[Element box annotations]
• • • •

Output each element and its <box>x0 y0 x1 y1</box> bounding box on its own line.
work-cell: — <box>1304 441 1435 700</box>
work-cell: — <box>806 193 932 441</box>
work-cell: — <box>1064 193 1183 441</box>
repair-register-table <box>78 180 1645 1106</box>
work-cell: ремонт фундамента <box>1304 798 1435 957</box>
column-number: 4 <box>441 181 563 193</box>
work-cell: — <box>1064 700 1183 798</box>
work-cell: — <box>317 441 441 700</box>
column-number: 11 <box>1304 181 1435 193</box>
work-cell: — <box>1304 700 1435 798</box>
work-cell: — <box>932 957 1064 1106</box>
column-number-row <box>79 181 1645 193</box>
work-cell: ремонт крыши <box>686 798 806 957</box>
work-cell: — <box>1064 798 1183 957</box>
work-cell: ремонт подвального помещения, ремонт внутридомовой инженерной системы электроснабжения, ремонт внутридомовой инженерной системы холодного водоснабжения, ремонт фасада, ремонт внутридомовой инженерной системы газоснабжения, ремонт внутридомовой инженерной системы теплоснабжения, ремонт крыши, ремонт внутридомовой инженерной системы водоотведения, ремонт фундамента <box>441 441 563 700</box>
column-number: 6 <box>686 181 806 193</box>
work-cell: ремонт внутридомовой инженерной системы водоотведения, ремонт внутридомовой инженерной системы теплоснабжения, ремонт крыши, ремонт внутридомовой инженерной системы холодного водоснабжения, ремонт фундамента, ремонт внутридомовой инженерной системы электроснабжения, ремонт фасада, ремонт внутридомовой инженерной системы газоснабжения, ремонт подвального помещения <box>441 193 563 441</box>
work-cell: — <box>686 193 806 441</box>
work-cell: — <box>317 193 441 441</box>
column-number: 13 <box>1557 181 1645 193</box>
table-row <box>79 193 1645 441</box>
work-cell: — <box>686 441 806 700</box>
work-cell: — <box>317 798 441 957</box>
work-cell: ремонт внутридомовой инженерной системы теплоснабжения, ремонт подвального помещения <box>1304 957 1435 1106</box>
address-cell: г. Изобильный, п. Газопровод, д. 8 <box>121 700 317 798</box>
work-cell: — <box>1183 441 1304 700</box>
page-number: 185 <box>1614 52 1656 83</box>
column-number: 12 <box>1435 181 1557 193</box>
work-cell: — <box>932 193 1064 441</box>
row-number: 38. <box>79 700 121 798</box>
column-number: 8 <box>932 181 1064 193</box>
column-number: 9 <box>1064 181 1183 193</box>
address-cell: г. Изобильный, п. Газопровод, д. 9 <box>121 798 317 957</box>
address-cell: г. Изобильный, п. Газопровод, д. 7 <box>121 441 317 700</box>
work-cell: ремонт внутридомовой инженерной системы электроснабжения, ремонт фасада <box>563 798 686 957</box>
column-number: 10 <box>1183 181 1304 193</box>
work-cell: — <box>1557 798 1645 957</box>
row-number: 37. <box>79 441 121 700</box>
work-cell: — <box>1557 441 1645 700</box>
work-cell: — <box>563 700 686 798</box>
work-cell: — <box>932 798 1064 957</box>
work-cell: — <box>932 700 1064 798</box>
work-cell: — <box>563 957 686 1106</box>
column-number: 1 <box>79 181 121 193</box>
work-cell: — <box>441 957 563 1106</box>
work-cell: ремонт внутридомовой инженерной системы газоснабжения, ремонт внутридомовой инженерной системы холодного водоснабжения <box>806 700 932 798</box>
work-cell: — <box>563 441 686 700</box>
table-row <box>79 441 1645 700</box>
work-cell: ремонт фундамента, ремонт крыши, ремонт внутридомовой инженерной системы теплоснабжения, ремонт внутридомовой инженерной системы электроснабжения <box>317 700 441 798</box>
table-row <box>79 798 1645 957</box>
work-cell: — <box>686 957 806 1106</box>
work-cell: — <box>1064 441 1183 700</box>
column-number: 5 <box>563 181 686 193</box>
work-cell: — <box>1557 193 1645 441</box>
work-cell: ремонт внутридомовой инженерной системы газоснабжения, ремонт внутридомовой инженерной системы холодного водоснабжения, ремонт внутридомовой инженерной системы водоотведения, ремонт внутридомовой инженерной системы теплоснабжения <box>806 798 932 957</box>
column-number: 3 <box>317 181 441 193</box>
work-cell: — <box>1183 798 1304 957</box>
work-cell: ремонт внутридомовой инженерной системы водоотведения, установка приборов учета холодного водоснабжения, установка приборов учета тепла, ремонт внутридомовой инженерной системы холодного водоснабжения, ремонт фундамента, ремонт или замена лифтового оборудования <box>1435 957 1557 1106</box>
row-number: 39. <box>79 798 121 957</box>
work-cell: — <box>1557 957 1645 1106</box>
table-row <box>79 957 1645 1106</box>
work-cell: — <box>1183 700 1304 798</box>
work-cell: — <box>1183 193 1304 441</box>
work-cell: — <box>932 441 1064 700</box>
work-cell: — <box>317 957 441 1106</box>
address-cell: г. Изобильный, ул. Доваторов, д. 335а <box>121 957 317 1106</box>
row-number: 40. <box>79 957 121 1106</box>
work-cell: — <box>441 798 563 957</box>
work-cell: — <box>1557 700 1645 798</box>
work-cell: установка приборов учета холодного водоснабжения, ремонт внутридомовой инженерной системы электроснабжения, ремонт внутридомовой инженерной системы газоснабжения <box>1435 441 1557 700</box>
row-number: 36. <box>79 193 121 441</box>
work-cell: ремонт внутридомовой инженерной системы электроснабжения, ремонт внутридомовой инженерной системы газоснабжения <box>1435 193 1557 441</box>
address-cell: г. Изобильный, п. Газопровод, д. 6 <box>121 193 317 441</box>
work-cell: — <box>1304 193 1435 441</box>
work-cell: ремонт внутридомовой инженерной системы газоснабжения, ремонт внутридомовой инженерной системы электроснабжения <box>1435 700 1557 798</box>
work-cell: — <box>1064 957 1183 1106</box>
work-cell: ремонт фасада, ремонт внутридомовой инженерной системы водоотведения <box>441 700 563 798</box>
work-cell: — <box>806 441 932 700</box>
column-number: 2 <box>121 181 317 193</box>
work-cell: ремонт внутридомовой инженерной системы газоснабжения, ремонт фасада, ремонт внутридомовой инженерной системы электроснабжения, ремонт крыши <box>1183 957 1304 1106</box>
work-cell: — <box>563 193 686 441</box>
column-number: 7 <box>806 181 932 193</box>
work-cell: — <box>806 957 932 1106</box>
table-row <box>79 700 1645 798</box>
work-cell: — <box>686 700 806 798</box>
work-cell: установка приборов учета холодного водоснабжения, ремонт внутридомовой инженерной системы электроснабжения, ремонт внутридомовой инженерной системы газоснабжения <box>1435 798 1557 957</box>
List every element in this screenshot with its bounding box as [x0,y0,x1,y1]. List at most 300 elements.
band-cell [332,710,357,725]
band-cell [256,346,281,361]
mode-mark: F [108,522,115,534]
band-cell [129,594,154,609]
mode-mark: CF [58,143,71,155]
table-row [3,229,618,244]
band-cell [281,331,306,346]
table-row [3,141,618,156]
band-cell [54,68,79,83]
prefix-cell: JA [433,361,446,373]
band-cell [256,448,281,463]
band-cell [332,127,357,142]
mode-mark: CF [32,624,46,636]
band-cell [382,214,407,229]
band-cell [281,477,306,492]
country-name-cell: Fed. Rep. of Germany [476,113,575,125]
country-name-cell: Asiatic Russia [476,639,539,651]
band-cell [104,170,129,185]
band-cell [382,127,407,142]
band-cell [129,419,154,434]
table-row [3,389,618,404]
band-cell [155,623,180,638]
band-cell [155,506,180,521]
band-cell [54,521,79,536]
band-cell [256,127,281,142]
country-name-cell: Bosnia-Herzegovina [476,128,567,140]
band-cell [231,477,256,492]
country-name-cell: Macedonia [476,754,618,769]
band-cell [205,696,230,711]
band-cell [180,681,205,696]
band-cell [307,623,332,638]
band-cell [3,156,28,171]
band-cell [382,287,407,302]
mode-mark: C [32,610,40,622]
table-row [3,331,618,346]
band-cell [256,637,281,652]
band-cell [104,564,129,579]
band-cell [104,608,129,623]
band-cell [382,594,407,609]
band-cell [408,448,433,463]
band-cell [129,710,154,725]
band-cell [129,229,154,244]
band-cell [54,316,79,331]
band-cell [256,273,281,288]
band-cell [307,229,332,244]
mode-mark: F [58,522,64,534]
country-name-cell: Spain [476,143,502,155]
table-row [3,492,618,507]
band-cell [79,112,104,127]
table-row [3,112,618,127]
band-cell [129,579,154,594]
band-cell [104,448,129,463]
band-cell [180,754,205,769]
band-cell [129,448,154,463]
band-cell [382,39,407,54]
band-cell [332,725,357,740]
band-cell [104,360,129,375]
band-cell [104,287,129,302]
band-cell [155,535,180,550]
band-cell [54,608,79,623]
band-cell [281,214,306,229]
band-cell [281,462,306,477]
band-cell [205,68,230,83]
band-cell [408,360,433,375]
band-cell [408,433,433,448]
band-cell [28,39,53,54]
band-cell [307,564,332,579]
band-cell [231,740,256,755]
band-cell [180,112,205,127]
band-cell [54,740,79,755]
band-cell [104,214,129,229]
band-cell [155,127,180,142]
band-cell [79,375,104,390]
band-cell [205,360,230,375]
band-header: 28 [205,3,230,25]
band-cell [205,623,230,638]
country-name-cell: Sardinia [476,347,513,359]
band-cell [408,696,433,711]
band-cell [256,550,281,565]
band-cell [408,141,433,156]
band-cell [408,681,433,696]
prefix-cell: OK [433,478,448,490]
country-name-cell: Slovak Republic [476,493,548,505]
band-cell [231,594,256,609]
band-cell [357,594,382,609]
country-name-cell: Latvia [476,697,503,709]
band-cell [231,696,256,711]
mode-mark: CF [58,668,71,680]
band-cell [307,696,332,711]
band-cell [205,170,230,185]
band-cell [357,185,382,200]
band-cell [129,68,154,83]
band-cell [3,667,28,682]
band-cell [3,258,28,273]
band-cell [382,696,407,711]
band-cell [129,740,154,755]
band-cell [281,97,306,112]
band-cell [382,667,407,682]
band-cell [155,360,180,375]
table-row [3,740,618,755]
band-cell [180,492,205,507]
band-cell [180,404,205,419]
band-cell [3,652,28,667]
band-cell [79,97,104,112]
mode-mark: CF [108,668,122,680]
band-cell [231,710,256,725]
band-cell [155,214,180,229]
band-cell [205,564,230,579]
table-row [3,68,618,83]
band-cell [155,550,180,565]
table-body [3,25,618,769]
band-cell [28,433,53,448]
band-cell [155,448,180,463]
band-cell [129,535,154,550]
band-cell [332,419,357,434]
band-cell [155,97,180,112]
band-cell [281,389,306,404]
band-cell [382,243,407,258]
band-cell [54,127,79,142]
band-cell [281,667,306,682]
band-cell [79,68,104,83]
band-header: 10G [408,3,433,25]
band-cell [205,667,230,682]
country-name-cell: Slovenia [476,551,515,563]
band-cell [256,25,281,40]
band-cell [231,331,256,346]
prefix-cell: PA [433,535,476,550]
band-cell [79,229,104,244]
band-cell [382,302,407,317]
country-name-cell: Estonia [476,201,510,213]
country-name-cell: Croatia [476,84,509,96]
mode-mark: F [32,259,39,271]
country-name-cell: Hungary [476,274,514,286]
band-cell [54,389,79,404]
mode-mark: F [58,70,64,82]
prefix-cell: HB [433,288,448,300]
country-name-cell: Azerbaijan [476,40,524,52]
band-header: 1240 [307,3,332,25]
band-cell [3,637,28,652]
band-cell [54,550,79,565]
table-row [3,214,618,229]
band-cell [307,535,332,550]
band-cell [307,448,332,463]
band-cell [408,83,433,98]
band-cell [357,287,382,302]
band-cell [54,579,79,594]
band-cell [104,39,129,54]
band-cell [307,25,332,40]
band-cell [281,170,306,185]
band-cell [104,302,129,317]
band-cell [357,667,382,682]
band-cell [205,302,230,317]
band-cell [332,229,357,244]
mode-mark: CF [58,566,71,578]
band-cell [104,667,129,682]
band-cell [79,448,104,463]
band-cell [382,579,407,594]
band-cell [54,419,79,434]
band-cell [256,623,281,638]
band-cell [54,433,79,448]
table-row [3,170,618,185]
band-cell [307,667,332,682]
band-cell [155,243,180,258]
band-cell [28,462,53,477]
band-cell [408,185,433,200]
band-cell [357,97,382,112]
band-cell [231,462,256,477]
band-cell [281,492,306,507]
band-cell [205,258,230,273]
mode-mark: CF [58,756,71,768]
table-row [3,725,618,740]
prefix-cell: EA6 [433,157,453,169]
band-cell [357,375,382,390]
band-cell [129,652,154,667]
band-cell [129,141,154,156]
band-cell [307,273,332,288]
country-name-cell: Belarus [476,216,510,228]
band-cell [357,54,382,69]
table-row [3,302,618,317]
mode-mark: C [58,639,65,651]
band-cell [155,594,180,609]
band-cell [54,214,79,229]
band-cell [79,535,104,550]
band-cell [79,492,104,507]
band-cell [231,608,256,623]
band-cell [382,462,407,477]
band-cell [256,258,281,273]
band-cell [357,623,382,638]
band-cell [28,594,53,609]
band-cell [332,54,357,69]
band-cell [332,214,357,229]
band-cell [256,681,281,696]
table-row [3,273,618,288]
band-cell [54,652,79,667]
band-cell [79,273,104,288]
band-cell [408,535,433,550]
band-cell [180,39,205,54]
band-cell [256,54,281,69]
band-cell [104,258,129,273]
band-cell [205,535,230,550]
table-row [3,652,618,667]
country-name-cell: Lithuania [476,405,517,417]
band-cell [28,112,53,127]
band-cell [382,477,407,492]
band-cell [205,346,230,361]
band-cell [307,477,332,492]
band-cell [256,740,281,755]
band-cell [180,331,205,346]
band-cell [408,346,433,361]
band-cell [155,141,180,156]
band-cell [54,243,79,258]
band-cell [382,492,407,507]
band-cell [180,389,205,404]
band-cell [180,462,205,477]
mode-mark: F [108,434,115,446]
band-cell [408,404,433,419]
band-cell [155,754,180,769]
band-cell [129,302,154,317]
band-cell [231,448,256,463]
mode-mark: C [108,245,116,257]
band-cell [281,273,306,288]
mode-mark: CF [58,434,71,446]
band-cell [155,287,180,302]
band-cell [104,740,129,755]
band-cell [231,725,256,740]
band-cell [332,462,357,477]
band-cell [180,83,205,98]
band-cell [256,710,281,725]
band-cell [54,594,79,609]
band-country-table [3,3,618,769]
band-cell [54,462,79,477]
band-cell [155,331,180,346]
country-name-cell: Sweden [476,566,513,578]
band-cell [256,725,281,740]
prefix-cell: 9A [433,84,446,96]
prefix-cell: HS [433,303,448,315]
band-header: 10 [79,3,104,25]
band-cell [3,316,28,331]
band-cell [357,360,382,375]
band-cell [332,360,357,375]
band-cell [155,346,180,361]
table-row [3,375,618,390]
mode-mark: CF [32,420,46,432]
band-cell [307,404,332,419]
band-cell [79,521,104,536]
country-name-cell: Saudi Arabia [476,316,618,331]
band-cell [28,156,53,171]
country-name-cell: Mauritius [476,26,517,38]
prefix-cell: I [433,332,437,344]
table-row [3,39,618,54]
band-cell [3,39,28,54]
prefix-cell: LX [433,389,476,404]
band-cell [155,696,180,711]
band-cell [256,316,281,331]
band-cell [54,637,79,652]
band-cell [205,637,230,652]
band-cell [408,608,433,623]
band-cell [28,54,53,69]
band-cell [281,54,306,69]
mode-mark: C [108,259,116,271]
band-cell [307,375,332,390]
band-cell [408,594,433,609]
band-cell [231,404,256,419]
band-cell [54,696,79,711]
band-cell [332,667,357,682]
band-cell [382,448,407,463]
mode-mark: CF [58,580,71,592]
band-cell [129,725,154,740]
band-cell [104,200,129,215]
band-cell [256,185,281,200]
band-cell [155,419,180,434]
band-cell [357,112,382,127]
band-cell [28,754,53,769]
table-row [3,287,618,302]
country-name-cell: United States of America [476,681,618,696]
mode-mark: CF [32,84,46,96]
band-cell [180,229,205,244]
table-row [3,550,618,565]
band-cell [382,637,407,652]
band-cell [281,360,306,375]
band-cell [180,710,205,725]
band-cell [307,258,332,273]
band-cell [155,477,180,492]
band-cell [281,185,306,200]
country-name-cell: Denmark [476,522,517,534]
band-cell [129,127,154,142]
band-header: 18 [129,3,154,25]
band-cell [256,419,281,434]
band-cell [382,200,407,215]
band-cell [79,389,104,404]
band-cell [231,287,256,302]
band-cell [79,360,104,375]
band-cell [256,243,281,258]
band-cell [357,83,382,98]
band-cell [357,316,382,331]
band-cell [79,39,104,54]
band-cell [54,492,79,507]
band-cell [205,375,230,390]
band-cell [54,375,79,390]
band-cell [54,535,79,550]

• • • •

# [Job]
Reproduce the entries from the very first line up to and including the line with "work-cell: ремонт крыши".

# [Finished task]
Output each element and its <box>x0 y0 x1 y1</box> bounding box on its own line.
work-cell: — <box>1304 441 1435 700</box>
work-cell: — <box>806 193 932 441</box>
work-cell: — <box>1064 193 1183 441</box>
repair-register-table <box>78 180 1645 1106</box>
work-cell: ремонт фундамента <box>1304 798 1435 957</box>
column-number: 4 <box>441 181 563 193</box>
work-cell: — <box>1064 700 1183 798</box>
work-cell: — <box>317 441 441 700</box>
column-number: 11 <box>1304 181 1435 193</box>
work-cell: — <box>1304 700 1435 798</box>
work-cell: — <box>932 957 1064 1106</box>
column-number-row <box>79 181 1645 193</box>
work-cell: ремонт крыши <box>686 798 806 957</box>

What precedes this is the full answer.